- The request -
All of the data must be printed exactly; please include every line.

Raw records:
--- Start ---
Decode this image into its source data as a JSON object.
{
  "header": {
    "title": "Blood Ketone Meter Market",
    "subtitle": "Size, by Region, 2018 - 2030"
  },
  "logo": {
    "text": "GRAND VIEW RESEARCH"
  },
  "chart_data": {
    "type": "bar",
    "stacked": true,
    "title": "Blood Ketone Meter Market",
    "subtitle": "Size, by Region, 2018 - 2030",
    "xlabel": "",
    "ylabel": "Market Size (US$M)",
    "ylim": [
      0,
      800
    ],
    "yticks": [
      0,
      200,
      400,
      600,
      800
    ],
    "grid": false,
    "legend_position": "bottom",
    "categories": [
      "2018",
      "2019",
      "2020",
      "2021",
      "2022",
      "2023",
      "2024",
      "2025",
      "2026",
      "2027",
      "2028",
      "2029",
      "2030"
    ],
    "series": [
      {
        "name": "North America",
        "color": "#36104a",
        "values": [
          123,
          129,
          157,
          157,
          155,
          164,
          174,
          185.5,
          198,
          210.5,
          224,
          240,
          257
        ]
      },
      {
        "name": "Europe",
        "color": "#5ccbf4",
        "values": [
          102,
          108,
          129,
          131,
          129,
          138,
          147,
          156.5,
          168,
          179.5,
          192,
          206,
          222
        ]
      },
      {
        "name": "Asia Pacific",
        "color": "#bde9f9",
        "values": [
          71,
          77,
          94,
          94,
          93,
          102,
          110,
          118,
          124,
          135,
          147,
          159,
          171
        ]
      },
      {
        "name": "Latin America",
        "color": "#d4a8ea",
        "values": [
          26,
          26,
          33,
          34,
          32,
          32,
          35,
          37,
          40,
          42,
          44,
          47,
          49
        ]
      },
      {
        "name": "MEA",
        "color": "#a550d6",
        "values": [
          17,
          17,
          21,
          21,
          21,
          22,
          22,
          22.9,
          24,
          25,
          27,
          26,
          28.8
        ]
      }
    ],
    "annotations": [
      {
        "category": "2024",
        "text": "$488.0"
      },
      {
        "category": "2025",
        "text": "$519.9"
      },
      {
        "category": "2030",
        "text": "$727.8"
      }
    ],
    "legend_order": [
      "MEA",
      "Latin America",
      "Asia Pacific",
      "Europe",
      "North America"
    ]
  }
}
--- End ---
- Answer for this exercise -
Decode this image into its source data as a JSON object.
{
  "header": {
    "title": "Blood Ketone Meter Market",
    "subtitle": "Size, by Region, 2018 - 2030"
  },
  "logo": {
    "text": "GRAND VIEW RESEARCH"
  },
  "chart_data": {
    "type": "bar",
    "stacked": true,
    "title": "Blood Ketone Meter Market",
    "subtitle": "Size, by Region, 2018 - 2030",
    "xlabel": "",
    "ylabel": "Market Size (US$M)",
    "ylim": [
      0,
      800
    ],
    "yticks": [
      0,
      200,
      400,
      600,
      800
    ],
    "grid": false,
    "legend_position": "bottom",
    "categories": [
      "2018",
      "2019",
      "2020",
      "2021",
      "2022",
      "2023",
      "2024",
      "2025",
      "2026",
      "2027",
      "2028",
      "2029",
      "2030"
    ],
    "series": [
      {
        "name": "North America",
        "color": "#36104a",
        "values": [
          123,
          129,
          157,
          157,
          155,
          164,
          174,
          185.5,
          198,
          210.5,
          224,
          240,
          257
        ]
      },
      {
        "name": "Europe",
        "color": "#5ccbf4",
        "values": [
          102,
          108,
          129,
          131,
          129,
          138,
          147,
          156.5,
          168,
          179.5,
          192,
          206,
          222
        ]
      },
      {
        "name": "Asia Pacific",
        "color": "#bde9f9",
        "values": [
          71,
          77,
          94,
          94,
          93,
          102,
          110,
          118,
          124,
          135,
          147,
          159,
          171
        ]
      },
      {
        "name": "Latin America",
        "color": "#d4a8ea",
        "values": [
          26,
          26,
          33,
          34,
          32,
          32,
          35,
          37,
          40,
          42,
          44,
          47,
          49
        ]
      },
      {
        "name": "MEA",
        "color": "#a550d6",
        "values": [
          17,
          17,
          21,
          21,
          21,
          22,
          22,
          22.9,
          24,
          25,
          27,
          26,
          28.8
        ]
      }
    ],
    "annotations": [
      {
        "category": "2024",
        "text": "$488.0"
      },
      {
        "category": "2025",
        "text": "$519.9"
      },
      {
        "category": "2030",
        "text": "$727.8"
      }
    ],
    "legend_order": [
      "MEA",
      "Latin America",
      "Asia Pacific",
      "Europe",
      "North America"
    ]
  }
}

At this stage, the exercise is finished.